DIRECTIONS FOR THIS TASK => Copy the records that follow exactly as written, but not their pictures.

SOURCE DATA =>
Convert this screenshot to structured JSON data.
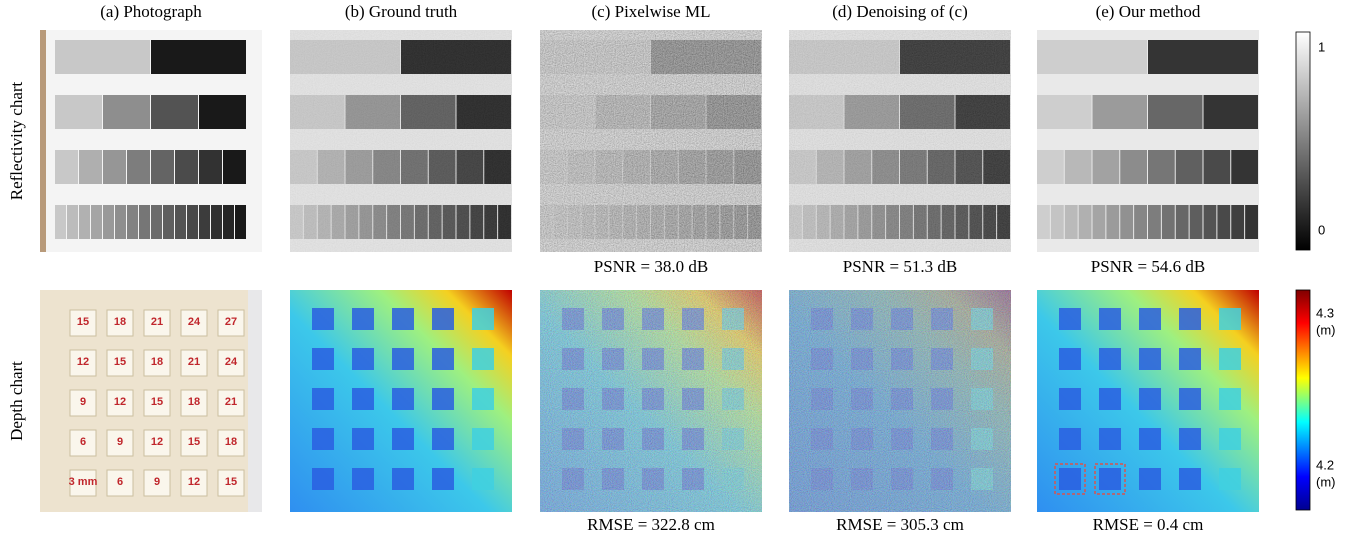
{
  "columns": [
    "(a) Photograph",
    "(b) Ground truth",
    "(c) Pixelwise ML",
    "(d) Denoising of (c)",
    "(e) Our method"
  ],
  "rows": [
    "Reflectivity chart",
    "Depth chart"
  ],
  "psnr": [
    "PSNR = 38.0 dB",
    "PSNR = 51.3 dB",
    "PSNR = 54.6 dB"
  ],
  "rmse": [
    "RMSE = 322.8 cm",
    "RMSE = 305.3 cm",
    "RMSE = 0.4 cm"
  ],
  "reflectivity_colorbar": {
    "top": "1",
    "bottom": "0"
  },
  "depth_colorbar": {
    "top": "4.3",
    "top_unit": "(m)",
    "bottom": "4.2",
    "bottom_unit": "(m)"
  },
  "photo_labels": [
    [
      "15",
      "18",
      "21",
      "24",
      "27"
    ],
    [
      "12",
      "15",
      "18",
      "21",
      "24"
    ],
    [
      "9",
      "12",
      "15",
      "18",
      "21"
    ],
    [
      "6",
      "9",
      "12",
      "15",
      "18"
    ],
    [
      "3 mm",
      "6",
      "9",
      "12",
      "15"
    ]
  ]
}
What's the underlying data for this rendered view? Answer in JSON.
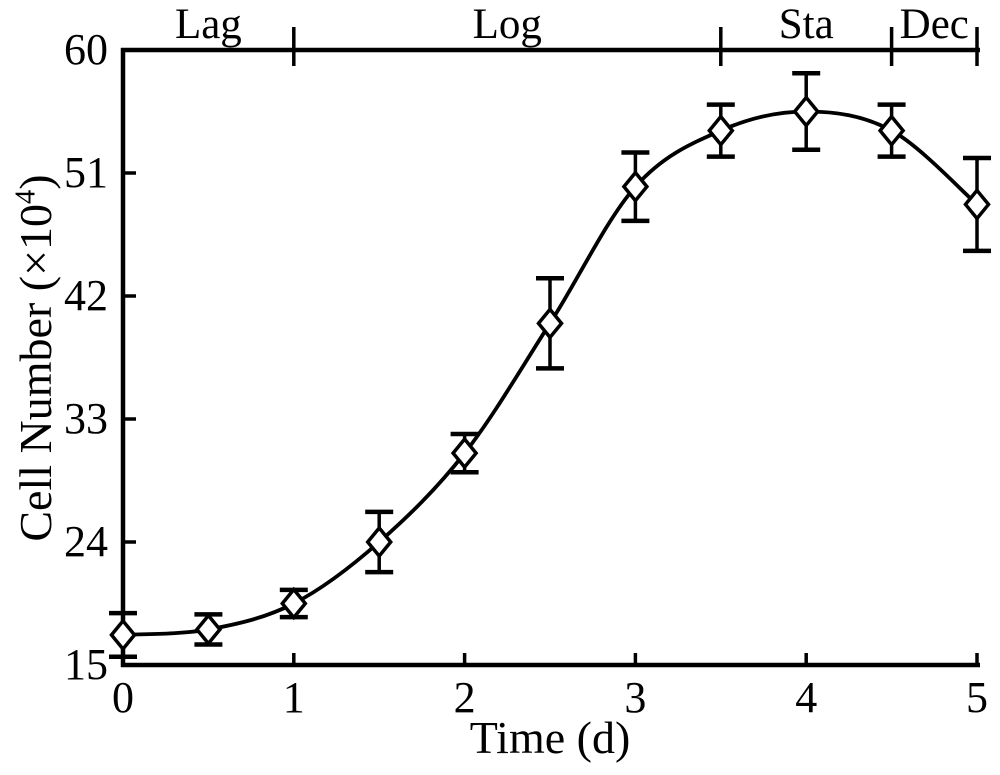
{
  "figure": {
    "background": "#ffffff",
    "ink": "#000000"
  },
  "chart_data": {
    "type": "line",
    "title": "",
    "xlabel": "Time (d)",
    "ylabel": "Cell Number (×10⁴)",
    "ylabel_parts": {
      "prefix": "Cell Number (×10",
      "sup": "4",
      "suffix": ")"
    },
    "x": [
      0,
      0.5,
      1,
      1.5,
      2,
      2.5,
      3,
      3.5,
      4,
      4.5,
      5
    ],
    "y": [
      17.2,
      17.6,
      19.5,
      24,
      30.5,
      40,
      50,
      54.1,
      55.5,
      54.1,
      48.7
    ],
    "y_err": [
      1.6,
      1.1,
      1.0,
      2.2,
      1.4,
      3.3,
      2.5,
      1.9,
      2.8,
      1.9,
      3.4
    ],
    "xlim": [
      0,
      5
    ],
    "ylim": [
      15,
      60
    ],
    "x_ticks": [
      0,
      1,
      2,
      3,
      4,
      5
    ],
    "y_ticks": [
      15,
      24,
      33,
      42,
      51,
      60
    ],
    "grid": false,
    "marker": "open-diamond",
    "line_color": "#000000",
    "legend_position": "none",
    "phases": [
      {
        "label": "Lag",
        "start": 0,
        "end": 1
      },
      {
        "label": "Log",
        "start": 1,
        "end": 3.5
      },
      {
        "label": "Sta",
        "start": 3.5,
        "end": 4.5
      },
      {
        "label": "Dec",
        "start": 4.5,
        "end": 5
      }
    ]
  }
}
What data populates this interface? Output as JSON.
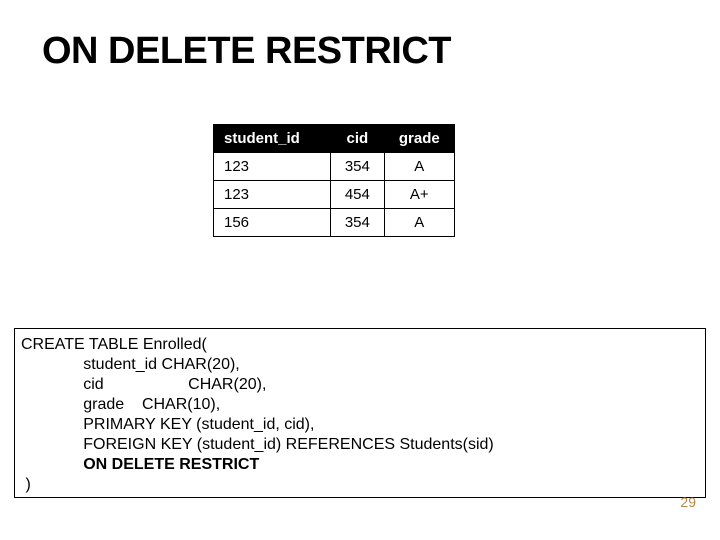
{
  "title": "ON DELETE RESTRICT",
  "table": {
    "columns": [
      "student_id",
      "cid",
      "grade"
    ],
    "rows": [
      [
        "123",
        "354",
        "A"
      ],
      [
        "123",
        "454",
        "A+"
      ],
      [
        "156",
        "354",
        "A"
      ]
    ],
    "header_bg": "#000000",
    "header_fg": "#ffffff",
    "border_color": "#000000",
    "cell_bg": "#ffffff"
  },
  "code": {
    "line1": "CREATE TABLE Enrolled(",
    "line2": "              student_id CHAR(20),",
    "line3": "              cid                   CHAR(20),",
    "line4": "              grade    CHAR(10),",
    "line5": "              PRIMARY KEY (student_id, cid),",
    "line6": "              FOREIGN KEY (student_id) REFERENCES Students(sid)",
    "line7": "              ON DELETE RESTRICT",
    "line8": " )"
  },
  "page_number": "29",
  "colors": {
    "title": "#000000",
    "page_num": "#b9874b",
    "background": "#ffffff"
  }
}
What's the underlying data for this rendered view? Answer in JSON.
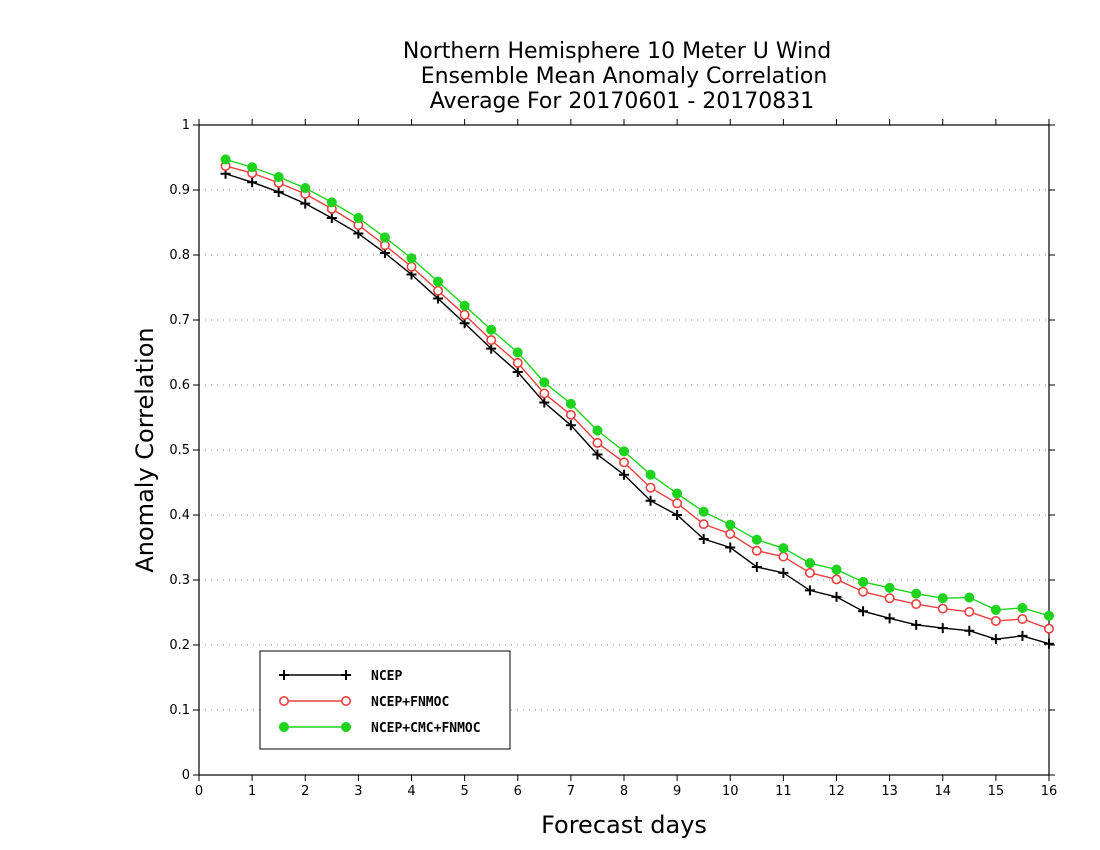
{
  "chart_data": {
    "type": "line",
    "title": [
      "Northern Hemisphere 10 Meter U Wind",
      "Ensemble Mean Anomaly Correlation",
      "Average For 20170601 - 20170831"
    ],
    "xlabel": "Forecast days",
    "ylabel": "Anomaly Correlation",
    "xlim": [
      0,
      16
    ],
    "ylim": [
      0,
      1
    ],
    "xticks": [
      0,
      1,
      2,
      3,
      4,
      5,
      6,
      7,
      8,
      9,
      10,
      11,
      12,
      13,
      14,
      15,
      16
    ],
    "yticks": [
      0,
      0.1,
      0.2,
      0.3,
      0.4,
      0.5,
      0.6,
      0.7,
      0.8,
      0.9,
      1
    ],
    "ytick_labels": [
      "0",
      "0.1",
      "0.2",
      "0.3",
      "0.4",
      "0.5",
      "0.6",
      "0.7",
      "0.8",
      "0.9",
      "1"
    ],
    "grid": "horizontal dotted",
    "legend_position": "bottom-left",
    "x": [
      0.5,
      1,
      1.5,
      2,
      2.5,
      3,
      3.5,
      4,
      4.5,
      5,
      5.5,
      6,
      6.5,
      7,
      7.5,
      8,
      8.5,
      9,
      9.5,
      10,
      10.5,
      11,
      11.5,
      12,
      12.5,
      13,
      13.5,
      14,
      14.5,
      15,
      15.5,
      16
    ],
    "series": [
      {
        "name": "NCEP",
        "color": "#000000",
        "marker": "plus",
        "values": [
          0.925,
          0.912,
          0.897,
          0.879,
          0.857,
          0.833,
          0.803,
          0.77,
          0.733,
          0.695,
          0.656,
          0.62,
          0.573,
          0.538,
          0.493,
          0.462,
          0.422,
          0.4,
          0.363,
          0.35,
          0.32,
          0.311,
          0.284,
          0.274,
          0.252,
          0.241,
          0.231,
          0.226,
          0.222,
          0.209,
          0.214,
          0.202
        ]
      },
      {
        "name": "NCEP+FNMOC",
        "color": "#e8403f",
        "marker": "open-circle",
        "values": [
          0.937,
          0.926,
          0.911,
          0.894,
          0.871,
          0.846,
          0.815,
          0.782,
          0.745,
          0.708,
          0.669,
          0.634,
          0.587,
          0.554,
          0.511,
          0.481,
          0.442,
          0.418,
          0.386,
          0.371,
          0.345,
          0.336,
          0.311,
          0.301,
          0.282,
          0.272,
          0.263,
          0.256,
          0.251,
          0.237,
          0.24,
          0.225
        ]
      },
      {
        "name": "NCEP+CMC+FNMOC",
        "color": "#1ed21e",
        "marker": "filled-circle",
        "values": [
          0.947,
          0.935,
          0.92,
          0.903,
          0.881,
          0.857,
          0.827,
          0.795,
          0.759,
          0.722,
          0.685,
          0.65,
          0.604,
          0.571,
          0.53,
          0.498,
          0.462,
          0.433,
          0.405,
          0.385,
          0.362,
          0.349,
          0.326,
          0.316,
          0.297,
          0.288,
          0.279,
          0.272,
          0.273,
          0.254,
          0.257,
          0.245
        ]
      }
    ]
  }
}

TASK RESULT =>
Convert this screenshot to structured JSON data.
{
  "columns": [
    "(a) Photograph",
    "(b) Ground truth",
    "(c) Pixelwise ML",
    "(d) Denoising of (c)",
    "(e) Our method"
  ],
  "rows": [
    "Reflectivity chart",
    "Depth chart"
  ],
  "psnr": [
    "PSNR = 38.0 dB",
    "PSNR = 51.3 dB",
    "PSNR = 54.6 dB"
  ],
  "rmse": [
    "RMSE = 322.8 cm",
    "RMSE = 305.3 cm",
    "RMSE = 0.4 cm"
  ],
  "reflectivity_colorbar": {
    "top": "1",
    "bottom": "0"
  },
  "depth_colorbar": {
    "top": "4.3",
    "top_unit": "(m)",
    "bottom": "4.2",
    "bottom_unit": "(m)"
  },
  "photo_labels": [
    [
      "15",
      "18",
      "21",
      "24",
      "27"
    ],
    [
      "12",
      "15",
      "18",
      "21",
      "24"
    ],
    [
      "9",
      "12",
      "15",
      "18",
      "21"
    ],
    [
      "6",
      "9",
      "12",
      "15",
      "18"
    ],
    [
      "3 mm",
      "6",
      "9",
      "12",
      "15"
    ]
  ]
}
What's the underlying data for this rendered view? Answer in JSON.
{
  "figure": {
    "background": "#ffffff",
    "ink": "#000000"
  },
  "chart_data": {
    "type": "line",
    "title": "",
    "xlabel": "Time (d)",
    "ylabel": "Cell Number (×10⁴)",
    "ylabel_parts": {
      "prefix": "Cell Number (×10",
      "sup": "4",
      "suffix": ")"
    },
    "x": [
      0,
      0.5,
      1,
      1.5,
      2,
      2.5,
      3,
      3.5,
      4,
      4.5,
      5
    ],
    "y": [
      17.2,
      17.6,
      19.5,
      24,
      30.5,
      40,
      50,
      54.1,
      55.5,
      54.1,
      48.7
    ],
    "y_err": [
      1.6,
      1.1,
      1.0,
      2.2,
      1.4,
      3.3,
      2.5,
      1.9,
      2.8,
      1.9,
      3.4
    ],
    "xlim": [
      0,
      5
    ],
    "ylim": [
      15,
      60
    ],
    "x_ticks": [
      0,
      1,
      2,
      3,
      4,
      5
    ],
    "y_ticks": [
      15,
      24,
      33,
      42,
      51,
      60
    ],
    "grid": false,
    "marker": "open-diamond",
    "line_color": "#000000",
    "legend_position": "none",
    "phases": [
      {
        "label": "Lag",
        "start": 0,
        "end": 1
      },
      {
        "label": "Log",
        "start": 1,
        "end": 3.5
      },
      {
        "label": "Sta",
        "start": 3.5,
        "end": 4.5
      },
      {
        "label": "Dec",
        "start": 4.5,
        "end": 5
      }
    ]
  }
}
What data populates this interface? Output as JSON.
{
  "title": "ON DELETE RESTRICT",
  "table": {
    "columns": [
      "student_id",
      "cid",
      "grade"
    ],
    "rows": [
      [
        "123",
        "354",
        "A"
      ],
      [
        "123",
        "454",
        "A+"
      ],
      [
        "156",
        "354",
        "A"
      ]
    ],
    "header_bg": "#000000",
    "header_fg": "#ffffff",
    "border_color": "#000000",
    "cell_bg": "#ffffff"
  },
  "code": {
    "line1": "CREATE TABLE Enrolled(",
    "line2": "              student_id CHAR(20),",
    "line3": "              cid                   CHAR(20),",
    "line4": "              grade    CHAR(10),",
    "line5": "              PRIMARY KEY (student_id, cid),",
    "line6": "              FOREIGN KEY (student_id) REFERENCES Students(sid)",
    "line7": "              ON DELETE RESTRICT",
    "line8": " )"
  },
  "page_number": "29",
  "colors": {
    "title": "#000000",
    "page_num": "#b9874b",
    "background": "#ffffff"
  }
}
What's the underlying data for this rendered view? Answer in JSON.
{
  "chart_data": {
    "type": "line",
    "title": [
      "Northern Hemisphere 10 Meter U Wind",
      "Ensemble Mean Anomaly Correlation",
      "Average For 20170601 - 20170831"
    ],
    "xlabel": "Forecast days",
    "ylabel": "Anomaly Correlation",
    "xlim": [
      0,
      16
    ],
    "ylim": [
      0,
      1
    ],
    "xticks": [
      0,
      1,
      2,
      3,
      4,
      5,
      6,
      7,
      8,
      9,
      10,
      11,
      12,
      13,
      14,
      15,
      16
    ],
    "yticks": [
      0,
      0.1,
      0.2,
      0.3,
      0.4,
      0.5,
      0.6,
      0.7,
      0.8,
      0.9,
      1
    ],
    "ytick_labels": [
      "0",
      "0.1",
      "0.2",
      "0.3",
      "0.4",
      "0.5",
      "0.6",
      "0.7",
      "0.8",
      "0.9",
      "1"
    ],
    "grid": "horizontal dotted",
    "legend_position": "bottom-left",
    "x": [
      0.5,
      1,
      1.5,
      2,
      2.5,
      3,
      3.5,
      4,
      4.5,
      5,
      5.5,
      6,
      6.5,
      7,
      7.5,
      8,
      8.5,
      9,
      9.5,
      10,
      10.5,
      11,
      11.5,
      12,
      12.5,
      13,
      13.5,
      14,
      14.5,
      15,
      15.5,
      16
    ],
    "series": [
      {
        "name": "NCEP",
        "color": "#000000",
        "marker": "plus",
        "values": [
          0.925,
          0.912,
          0.897,
          0.879,
          0.857,
          0.833,
          0.803,
          0.77,
          0.733,
          0.695,
          0.656,
          0.62,
          0.573,
          0.538,
          0.493,
          0.462,
          0.422,
          0.4,
          0.363,
          0.35,
          0.32,
          0.311,
          0.284,
          0.274,
          0.252,
          0.241,
          0.231,
          0.226,
          0.222,
          0.209,
          0.214,
          0.202
        ]
      },
      {
        "name": "NCEP+FNMOC",
        "color": "#e8403f",
        "marker": "open-circle",
        "values": [
          0.937,
          0.926,
          0.911,
          0.894,
          0.871,
          0.846,
          0.815,
          0.782,
          0.745,
          0.708,
          0.669,
          0.634,
          0.587,
          0.554,
          0.511,
          0.481,
          0.442,
          0.418,
          0.386,
          0.371,
          0.345,
          0.336,
          0.311,
          0.301,
          0.282,
          0.272,
          0.263,
          0.256,
          0.251,
          0.237,
          0.24,
          0.225
        ]
      },
      {
        "name": "NCEP+CMC+FNMOC",
        "color": "#1ed21e",
        "marker": "filled-circle",
        "values": [
          0.947,
          0.935,
          0.92,
          0.903,
          0.881,
          0.857,
          0.827,
          0.795,
          0.759,
          0.722,
          0.685,
          0.65,
          0.604,
          0.571,
          0.53,
          0.498,
          0.462,
          0.433,
          0.405,
          0.385,
          0.362,
          0.349,
          0.326,
          0.316,
          0.297,
          0.288,
          0.279,
          0.272,
          0.273,
          0.254,
          0.257,
          0.245
        ]
      }
    ]
  }
}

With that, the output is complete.